(Data records)
· · · ·
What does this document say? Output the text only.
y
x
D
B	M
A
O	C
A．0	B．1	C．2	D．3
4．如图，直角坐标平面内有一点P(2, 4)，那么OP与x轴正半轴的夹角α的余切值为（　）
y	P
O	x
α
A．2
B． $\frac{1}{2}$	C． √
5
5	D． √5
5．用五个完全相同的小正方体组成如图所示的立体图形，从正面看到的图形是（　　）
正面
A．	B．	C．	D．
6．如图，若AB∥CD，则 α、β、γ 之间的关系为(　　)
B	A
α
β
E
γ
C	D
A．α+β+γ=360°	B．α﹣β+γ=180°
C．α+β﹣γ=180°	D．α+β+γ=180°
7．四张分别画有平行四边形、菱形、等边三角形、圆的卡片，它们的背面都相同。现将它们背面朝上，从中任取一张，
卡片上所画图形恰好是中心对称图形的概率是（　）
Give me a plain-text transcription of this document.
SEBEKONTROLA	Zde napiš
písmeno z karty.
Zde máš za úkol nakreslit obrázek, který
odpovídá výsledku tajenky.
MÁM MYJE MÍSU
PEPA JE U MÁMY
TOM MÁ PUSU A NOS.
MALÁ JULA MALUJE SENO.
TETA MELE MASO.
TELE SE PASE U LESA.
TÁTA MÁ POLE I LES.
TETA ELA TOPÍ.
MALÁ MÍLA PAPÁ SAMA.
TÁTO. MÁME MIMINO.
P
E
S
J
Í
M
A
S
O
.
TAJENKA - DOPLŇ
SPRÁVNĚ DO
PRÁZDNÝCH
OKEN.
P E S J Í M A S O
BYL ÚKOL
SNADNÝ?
· · · ·
What is expected: Collect each line containing the string "text".

Solution:
What does this document say? Output the text only.
Give me a plain-text transcription of this document.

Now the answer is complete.